* _AIM OF THE TASK_: Print out the entries below with no edits.

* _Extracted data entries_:
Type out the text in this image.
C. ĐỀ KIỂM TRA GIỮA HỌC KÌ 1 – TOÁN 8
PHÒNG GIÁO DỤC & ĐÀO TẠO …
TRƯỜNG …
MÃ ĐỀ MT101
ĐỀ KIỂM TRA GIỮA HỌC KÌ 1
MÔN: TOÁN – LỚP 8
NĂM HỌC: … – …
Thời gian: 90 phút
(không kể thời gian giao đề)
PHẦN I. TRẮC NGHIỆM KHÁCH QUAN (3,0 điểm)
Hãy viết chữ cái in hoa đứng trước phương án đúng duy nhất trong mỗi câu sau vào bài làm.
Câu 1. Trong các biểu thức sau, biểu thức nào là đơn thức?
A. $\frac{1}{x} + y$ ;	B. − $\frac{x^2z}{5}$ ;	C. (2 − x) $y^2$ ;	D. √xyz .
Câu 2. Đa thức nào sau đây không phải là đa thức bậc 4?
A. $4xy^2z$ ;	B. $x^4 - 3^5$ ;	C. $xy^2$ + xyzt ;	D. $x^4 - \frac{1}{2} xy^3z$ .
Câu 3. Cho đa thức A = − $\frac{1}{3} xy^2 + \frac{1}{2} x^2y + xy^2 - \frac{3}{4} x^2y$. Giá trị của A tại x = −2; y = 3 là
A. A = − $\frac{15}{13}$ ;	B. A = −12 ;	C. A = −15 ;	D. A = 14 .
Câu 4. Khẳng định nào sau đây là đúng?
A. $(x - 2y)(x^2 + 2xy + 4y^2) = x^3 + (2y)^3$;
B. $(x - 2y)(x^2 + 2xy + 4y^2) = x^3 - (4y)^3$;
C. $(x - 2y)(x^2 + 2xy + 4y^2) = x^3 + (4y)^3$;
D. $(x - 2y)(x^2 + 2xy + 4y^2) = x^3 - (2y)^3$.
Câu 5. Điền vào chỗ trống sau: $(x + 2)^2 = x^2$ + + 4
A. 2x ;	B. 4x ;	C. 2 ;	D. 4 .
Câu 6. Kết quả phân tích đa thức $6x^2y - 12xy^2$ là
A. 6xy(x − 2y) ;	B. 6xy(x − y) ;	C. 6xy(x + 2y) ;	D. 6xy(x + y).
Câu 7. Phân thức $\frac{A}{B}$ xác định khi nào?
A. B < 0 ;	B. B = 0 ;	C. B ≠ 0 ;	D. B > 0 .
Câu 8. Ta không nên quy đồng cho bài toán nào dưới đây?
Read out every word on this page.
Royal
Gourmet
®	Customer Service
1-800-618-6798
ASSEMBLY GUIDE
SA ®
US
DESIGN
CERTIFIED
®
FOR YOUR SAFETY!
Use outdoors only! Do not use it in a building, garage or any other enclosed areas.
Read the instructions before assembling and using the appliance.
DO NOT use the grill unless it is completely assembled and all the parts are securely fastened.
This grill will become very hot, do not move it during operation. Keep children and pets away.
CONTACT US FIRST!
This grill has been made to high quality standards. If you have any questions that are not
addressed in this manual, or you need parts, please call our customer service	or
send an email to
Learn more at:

* _EXERCISE OUTPUT_:
Type out the text in this image.
C. ĐỀ KIỂM TRA GIỮA HỌC KÌ 1 – TOÁN 8
PHÒNG GIÁO DỤC & ĐÀO TẠO …
TRƯỜNG …
MÃ ĐỀ MT101
ĐỀ KIỂM TRA GIỮA HỌC KÌ 1
MÔN: TOÁN – LỚP 8
NĂM HỌC: … – …
Thời gian: 90 phút
(không kể thời gian giao đề)
PHẦN I. TRẮC NGHIỆM KHÁCH QUAN (3,0 điểm)
Hãy viết chữ cái in hoa đứng trước phương án đúng duy nhất trong mỗi câu sau vào bài làm.
Câu 1. Trong các biểu thức sau, biểu thức nào là đơn thức?
A. $\frac{1}{x} + y$ ;	B. − $\frac{x^2z}{5}$ ;	C. (2 − x) $y^2$ ;	D. √xyz .
Câu 2. Đa thức nào sau đây không phải là đa thức bậc 4?
A. $4xy^2z$ ;	B. $x^4 - 3^5$ ;	C. $xy^2$ + xyzt ;	D. $x^4 - \frac{1}{2} xy^3z$ .
Câu 3. Cho đa thức A = − $\frac{1}{3} xy^2 + \frac{1}{2} x^2y + xy^2 - \frac{3}{4} x^2y$. Giá trị của A tại x = −2; y = 3 là
A. A = − $\frac{15}{13}$ ;	B. A = −12 ;	C. A = −15 ;	D. A = 14 .
Câu 4. Khẳng định nào sau đây là đúng?
A. $(x - 2y)(x^2 + 2xy + 4y^2) = x^3 + (2y)^3$;
B. $(x - 2y)(x^2 + 2xy + 4y^2) = x^3 - (4y)^3$;
C. $(x - 2y)(x^2 + 2xy + 4y^2) = x^3 + (4y)^3$;
D. $(x - 2y)(x^2 + 2xy + 4y^2) = x^3 - (2y)^3$.
Câu 5. Điền vào chỗ trống sau: $(x + 2)^2 = x^2$ + + 4
A. 2x ;	B. 4x ;	C. 2 ;	D. 4 .
Câu 6. Kết quả phân tích đa thức $6x^2y - 12xy^2$ là
A. 6xy(x − 2y) ;	B. 6xy(x − y) ;	C. 6xy(x + 2y) ;	D. 6xy(x + y).
Câu 7. Phân thức $\frac{A}{B}$ xác định khi nào?
A. B < 0 ;	B. B = 0 ;	C. B ≠ 0 ;	D. B > 0 .
Câu 8. Ta không nên quy đồng cho bài toán nào dưới đây?
Read out every word on this page.
Royal
Gourmet
®	Customer Service
1-800-618-6798
ASSEMBLY GUIDE
SA ®
US
DESIGN
CERTIFIED
®
FOR YOUR SAFETY!
Use outdoors only! Do not use it in a building, garage or any other enclosed areas.
Read the instructions before assembling and using the appliance.
DO NOT use the grill unless it is completely assembled and all the parts are securely fastened.
This grill will become very hot, do not move it during operation. Keep children and pets away.
CONTACT US FIRST!
This grill has been made to high quality standards. If you have any questions that are not
addressed in this manual, or you need parts, please call our customer service	or
send an email to
Learn more at:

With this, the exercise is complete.